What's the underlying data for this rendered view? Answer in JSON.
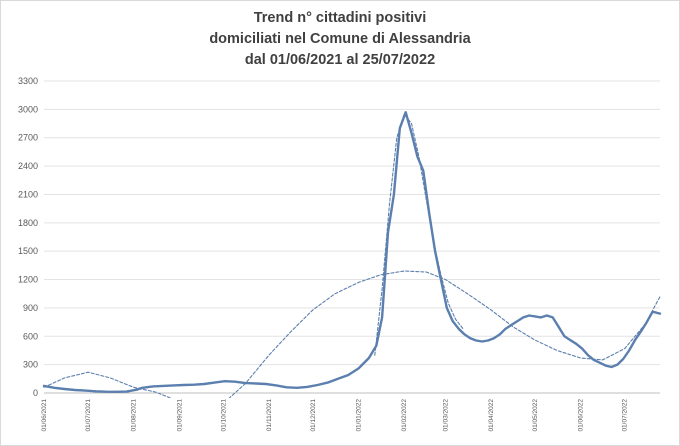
{
  "chart_data": {
    "type": "line",
    "title_lines": [
      "Trend n° cittadini positivi",
      "domiciliati nel Comune di Alessandria",
      "dal 01/06/2021 al 25/07/2022"
    ],
    "xlabel": "",
    "ylabel": "",
    "x_start": "2021-06-01",
    "x_end": "2022-07-25",
    "ylim": [
      0,
      3300
    ],
    "y_ticks": [
      "0",
      "300",
      "600",
      "900",
      "1200",
      "1500",
      "1800",
      "2100",
      "2400",
      "2700",
      "3000",
      "3300"
    ],
    "x_ticks": [
      {
        "date": "2021-06-01",
        "label": "01/06/2021"
      },
      {
        "date": "2021-07-01",
        "label": "01/07/2021"
      },
      {
        "date": "2021-08-01",
        "label": "01/08/2021"
      },
      {
        "date": "2021-09-01",
        "label": "01/09/2021"
      },
      {
        "date": "2021-10-01",
        "label": "01/10/2021"
      },
      {
        "date": "2021-11-01",
        "label": "01/11/2021"
      },
      {
        "date": "2021-12-01",
        "label": "01/12/2021"
      },
      {
        "date": "2022-01-01",
        "label": "01/01/2022"
      },
      {
        "date": "2022-02-01",
        "label": "01/02/2022"
      },
      {
        "date": "2022-03-01",
        "label": "01/03/2022"
      },
      {
        "date": "2022-04-01",
        "label": "01/04/2022"
      },
      {
        "date": "2022-05-01",
        "label": "01/05/2022"
      },
      {
        "date": "2022-06-01",
        "label": "01/06/2022"
      },
      {
        "date": "2022-07-01",
        "label": "01/07/2022"
      }
    ],
    "grid": true,
    "legend": "none",
    "series": [
      {
        "style": "solid",
        "color": "#5b7fae",
        "points": [
          [
            "2021-06-01",
            75
          ],
          [
            "2021-06-08",
            55
          ],
          [
            "2021-06-15",
            42
          ],
          [
            "2021-06-22",
            32
          ],
          [
            "2021-06-29",
            25
          ],
          [
            "2021-07-06",
            18
          ],
          [
            "2021-07-13",
            14
          ],
          [
            "2021-07-20",
            13
          ],
          [
            "2021-07-27",
            15
          ],
          [
            "2021-08-03",
            35
          ],
          [
            "2021-08-07",
            55
          ],
          [
            "2021-08-14",
            70
          ],
          [
            "2021-08-21",
            75
          ],
          [
            "2021-08-28",
            80
          ],
          [
            "2021-09-04",
            85
          ],
          [
            "2021-09-11",
            88
          ],
          [
            "2021-09-18",
            95
          ],
          [
            "2021-09-25",
            110
          ],
          [
            "2021-10-02",
            125
          ],
          [
            "2021-10-09",
            120
          ],
          [
            "2021-10-16",
            105
          ],
          [
            "2021-10-23",
            100
          ],
          [
            "2021-10-30",
            95
          ],
          [
            "2021-11-06",
            80
          ],
          [
            "2021-11-13",
            60
          ],
          [
            "2021-11-20",
            55
          ],
          [
            "2021-11-27",
            65
          ],
          [
            "2021-12-04",
            85
          ],
          [
            "2021-12-11",
            110
          ],
          [
            "2021-12-18",
            150
          ],
          [
            "2021-12-25",
            190
          ],
          [
            "2022-01-01",
            260
          ],
          [
            "2022-01-08",
            370
          ],
          [
            "2022-01-13",
            500
          ],
          [
            "2022-01-17",
            800
          ],
          [
            "2022-01-21",
            1700
          ],
          [
            "2022-01-25",
            2100
          ],
          [
            "2022-01-29",
            2800
          ],
          [
            "2022-02-02",
            2970
          ],
          [
            "2022-02-06",
            2750
          ],
          [
            "2022-02-10",
            2500
          ],
          [
            "2022-02-14",
            2350
          ],
          [
            "2022-02-18",
            1900
          ],
          [
            "2022-02-22",
            1500
          ],
          [
            "2022-02-26",
            1200
          ],
          [
            "2022-03-02",
            900
          ],
          [
            "2022-03-06",
            760
          ],
          [
            "2022-03-10",
            680
          ],
          [
            "2022-03-14",
            620
          ],
          [
            "2022-03-18",
            580
          ],
          [
            "2022-03-22",
            555
          ],
          [
            "2022-03-26",
            545
          ],
          [
            "2022-03-30",
            555
          ],
          [
            "2022-04-03",
            580
          ],
          [
            "2022-04-07",
            620
          ],
          [
            "2022-04-11",
            680
          ],
          [
            "2022-04-15",
            720
          ],
          [
            "2022-04-19",
            760
          ],
          [
            "2022-04-23",
            800
          ],
          [
            "2022-04-27",
            820
          ],
          [
            "2022-05-01",
            810
          ],
          [
            "2022-05-05",
            800
          ],
          [
            "2022-05-09",
            820
          ],
          [
            "2022-05-13",
            800
          ],
          [
            "2022-05-17",
            700
          ],
          [
            "2022-05-21",
            600
          ],
          [
            "2022-05-25",
            560
          ],
          [
            "2022-05-29",
            520
          ],
          [
            "2022-06-02",
            470
          ],
          [
            "2022-06-06",
            400
          ],
          [
            "2022-06-10",
            350
          ],
          [
            "2022-06-14",
            320
          ],
          [
            "2022-06-18",
            290
          ],
          [
            "2022-06-22",
            275
          ],
          [
            "2022-06-26",
            300
          ],
          [
            "2022-06-30",
            360
          ],
          [
            "2022-07-04",
            450
          ],
          [
            "2022-07-08",
            560
          ],
          [
            "2022-07-12",
            650
          ],
          [
            "2022-07-16",
            750
          ],
          [
            "2022-07-20",
            860
          ],
          [
            "2022-07-25",
            840
          ]
        ]
      },
      {
        "style": "dashed",
        "color": "#5b7fae",
        "points": [
          [
            "2021-06-01",
            60
          ],
          [
            "2021-06-15",
            160
          ],
          [
            "2021-07-01",
            220
          ],
          [
            "2021-07-16",
            160
          ],
          [
            "2021-08-01",
            60
          ],
          [
            "2021-08-16",
            10
          ],
          [
            "2021-09-01",
            -90
          ],
          [
            "2021-09-16",
            -150
          ],
          [
            "2021-10-01",
            -110
          ],
          [
            "2021-10-16",
            100
          ],
          [
            "2021-11-01",
            400
          ],
          [
            "2021-11-16",
            650
          ],
          [
            "2021-12-01",
            880
          ],
          [
            "2021-12-16",
            1050
          ],
          [
            "2022-01-01",
            1170
          ],
          [
            "2022-01-16",
            1250
          ],
          [
            "2022-02-01",
            1290
          ],
          [
            "2022-02-16",
            1280
          ],
          [
            "2022-03-01",
            1200
          ],
          [
            "2022-03-16",
            1050
          ],
          [
            "2022-04-01",
            880
          ],
          [
            "2022-04-16",
            700
          ],
          [
            "2022-05-01",
            560
          ],
          [
            "2022-05-16",
            450
          ],
          [
            "2022-06-01",
            370
          ],
          [
            "2022-06-16",
            350
          ],
          [
            "2022-07-01",
            470
          ],
          [
            "2022-07-15",
            730
          ],
          [
            "2022-07-25",
            1020
          ]
        ]
      },
      {
        "style": "dashed",
        "color": "#5b7fae",
        "points": [
          [
            "2022-01-12",
            400
          ],
          [
            "2022-01-17",
            1100
          ],
          [
            "2022-01-22",
            2000
          ],
          [
            "2022-01-27",
            2700
          ],
          [
            "2022-02-01",
            2950
          ],
          [
            "2022-02-06",
            2850
          ],
          [
            "2022-02-11",
            2500
          ],
          [
            "2022-02-16",
            2050
          ],
          [
            "2022-02-21",
            1600
          ],
          [
            "2022-02-26",
            1250
          ],
          [
            "2022-03-03",
            950
          ],
          [
            "2022-03-08",
            780
          ],
          [
            "2022-03-13",
            680
          ]
        ]
      }
    ]
  }
}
_ _ _ _ _ _ _
THE REQUEST - Take the listing above and print it exactly, apart from the pictures.

THE REPLY -
What's the underlying data for this rendered view? Answer in JSON.
{
  "chart_data": {
    "type": "line",
    "title_lines": [
      "Trend n° cittadini positivi",
      "domiciliati nel Comune di Alessandria",
      "dal 01/06/2021 al 25/07/2022"
    ],
    "xlabel": "",
    "ylabel": "",
    "x_start": "2021-06-01",
    "x_end": "2022-07-25",
    "ylim": [
      0,
      3300
    ],
    "y_ticks": [
      "0",
      "300",
      "600",
      "900",
      "1200",
      "1500",
      "1800",
      "2100",
      "2400",
      "2700",
      "3000",
      "3300"
    ],
    "x_ticks": [
      {
        "date": "2021-06-01",
        "label": "01/06/2021"
      },
      {
        "date": "2021-07-01",
        "label": "01/07/2021"
      },
      {
        "date": "2021-08-01",
        "label": "01/08/2021"
      },
      {
        "date": "2021-09-01",
        "label": "01/09/2021"
      },
      {
        "date": "2021-10-01",
        "label": "01/10/2021"
      },
      {
        "date": "2021-11-01",
        "label": "01/11/2021"
      },
      {
        "date": "2021-12-01",
        "label": "01/12/2021"
      },
      {
        "date": "2022-01-01",
        "label": "01/01/2022"
      },
      {
        "date": "2022-02-01",
        "label": "01/02/2022"
      },
      {
        "date": "2022-03-01",
        "label": "01/03/2022"
      },
      {
        "date": "2022-04-01",
        "label": "01/04/2022"
      },
      {
        "date": "2022-05-01",
        "label": "01/05/2022"
      },
      {
        "date": "2022-06-01",
        "label": "01/06/2022"
      },
      {
        "date": "2022-07-01",
        "label": "01/07/2022"
      }
    ],
    "grid": true,
    "legend": "none",
    "series": [
      {
        "style": "solid",
        "color": "#5b7fae",
        "points": [
          [
            "2021-06-01",
            75
          ],
          [
            "2021-06-08",
            55
          ],
          [
            "2021-06-15",
            42
          ],
          [
            "2021-06-22",
            32
          ],
          [
            "2021-06-29",
            25
          ],
          [
            "2021-07-06",
            18
          ],
          [
            "2021-07-13",
            14
          ],
          [
            "2021-07-20",
            13
          ],
          [
            "2021-07-27",
            15
          ],
          [
            "2021-08-03",
            35
          ],
          [
            "2021-08-07",
            55
          ],
          [
            "2021-08-14",
            70
          ],
          [
            "2021-08-21",
            75
          ],
          [
            "2021-08-28",
            80
          ],
          [
            "2021-09-04",
            85
          ],
          [
            "2021-09-11",
            88
          ],
          [
            "2021-09-18",
            95
          ],
          [
            "2021-09-25",
            110
          ],
          [
            "2021-10-02",
            125
          ],
          [
            "2021-10-09",
            120
          ],
          [
            "2021-10-16",
            105
          ],
          [
            "2021-10-23",
            100
          ],
          [
            "2021-10-30",
            95
          ],
          [
            "2021-11-06",
            80
          ],
          [
            "2021-11-13",
            60
          ],
          [
            "2021-11-20",
            55
          ],
          [
            "2021-11-27",
            65
          ],
          [
            "2021-12-04",
            85
          ],
          [
            "2021-12-11",
            110
          ],
          [
            "2021-12-18",
            150
          ],
          [
            "2021-12-25",
            190
          ],
          [
            "2022-01-01",
            260
          ],
          [
            "2022-01-08",
            370
          ],
          [
            "2022-01-13",
            500
          ],
          [
            "2022-01-17",
            800
          ],
          [
            "2022-01-21",
            1700
          ],
          [
            "2022-01-25",
            2100
          ],
          [
            "2022-01-29",
            2800
          ],
          [
            "2022-02-02",
            2970
          ],
          [
            "2022-02-06",
            2750
          ],
          [
            "2022-02-10",
            2500
          ],
          [
            "2022-02-14",
            2350
          ],
          [
            "2022-02-18",
            1900
          ],
          [
            "2022-02-22",
            1500
          ],
          [
            "2022-02-26",
            1200
          ],
          [
            "2022-03-02",
            900
          ],
          [
            "2022-03-06",
            760
          ],
          [
            "2022-03-10",
            680
          ],
          [
            "2022-03-14",
            620
          ],
          [
            "2022-03-18",
            580
          ],
          [
            "2022-03-22",
            555
          ],
          [
            "2022-03-26",
            545
          ],
          [
            "2022-03-30",
            555
          ],
          [
            "2022-04-03",
            580
          ],
          [
            "2022-04-07",
            620
          ],
          [
            "2022-04-11",
            680
          ],
          [
            "2022-04-15",
            720
          ],
          [
            "2022-04-19",
            760
          ],
          [
            "2022-04-23",
            800
          ],
          [
            "2022-04-27",
            820
          ],
          [
            "2022-05-01",
            810
          ],
          [
            "2022-05-05",
            800
          ],
          [
            "2022-05-09",
            820
          ],
          [
            "2022-05-13",
            800
          ],
          [
            "2022-05-17",
            700
          ],
          [
            "2022-05-21",
            600
          ],
          [
            "2022-05-25",
            560
          ],
          [
            "2022-05-29",
            520
          ],
          [
            "2022-06-02",
            470
          ],
          [
            "2022-06-06",
            400
          ],
          [
            "2022-06-10",
            350
          ],
          [
            "2022-06-14",
            320
          ],
          [
            "2022-06-18",
            290
          ],
          [
            "2022-06-22",
            275
          ],
          [
            "2022-06-26",
            300
          ],
          [
            "2022-06-30",
            360
          ],
          [
            "2022-07-04",
            450
          ],
          [
            "2022-07-08",
            560
          ],
          [
            "2022-07-12",
            650
          ],
          [
            "2022-07-16",
            750
          ],
          [
            "2022-07-20",
            860
          ],
          [
            "2022-07-25",
            840
          ]
        ]
      },
      {
        "style": "dashed",
        "color": "#5b7fae",
        "points": [
          [
            "2021-06-01",
            60
          ],
          [
            "2021-06-15",
            160
          ],
          [
            "2021-07-01",
            220
          ],
          [
            "2021-07-16",
            160
          ],
          [
            "2021-08-01",
            60
          ],
          [
            "2021-08-16",
            10
          ],
          [
            "2021-09-01",
            -90
          ],
          [
            "2021-09-16",
            -150
          ],
          [
            "2021-10-01",
            -110
          ],
          [
            "2021-10-16",
            100
          ],
          [
            "2021-11-01",
            400
          ],
          [
            "2021-11-16",
            650
          ],
          [
            "2021-12-01",
            880
          ],
          [
            "2021-12-16",
            1050
          ],
          [
            "2022-01-01",
            1170
          ],
          [
            "2022-01-16",
            1250
          ],
          [
            "2022-02-01",
            1290
          ],
          [
            "2022-02-16",
            1280
          ],
          [
            "2022-03-01",
            1200
          ],
          [
            "2022-03-16",
            1050
          ],
          [
            "2022-04-01",
            880
          ],
          [
            "2022-04-16",
            700
          ],
          [
            "2022-05-01",
            560
          ],
          [
            "2022-05-16",
            450
          ],
          [
            "2022-06-01",
            370
          ],
          [
            "2022-06-16",
            350
          ],
          [
            "2022-07-01",
            470
          ],
          [
            "2022-07-15",
            730
          ],
          [
            "2022-07-25",
            1020
          ]
        ]
      },
      {
        "style": "dashed",
        "color": "#5b7fae",
        "points": [
          [
            "2022-01-12",
            400
          ],
          [
            "2022-01-17",
            1100
          ],
          [
            "2022-01-22",
            2000
          ],
          [
            "2022-01-27",
            2700
          ],
          [
            "2022-02-01",
            2950
          ],
          [
            "2022-02-06",
            2850
          ],
          [
            "2022-02-11",
            2500
          ],
          [
            "2022-02-16",
            2050
          ],
          [
            "2022-02-21",
            1600
          ],
          [
            "2022-02-26",
            1250
          ],
          [
            "2022-03-03",
            950
          ],
          [
            "2022-03-08",
            780
          ],
          [
            "2022-03-13",
            680
          ]
        ]
      }
    ]
  }
}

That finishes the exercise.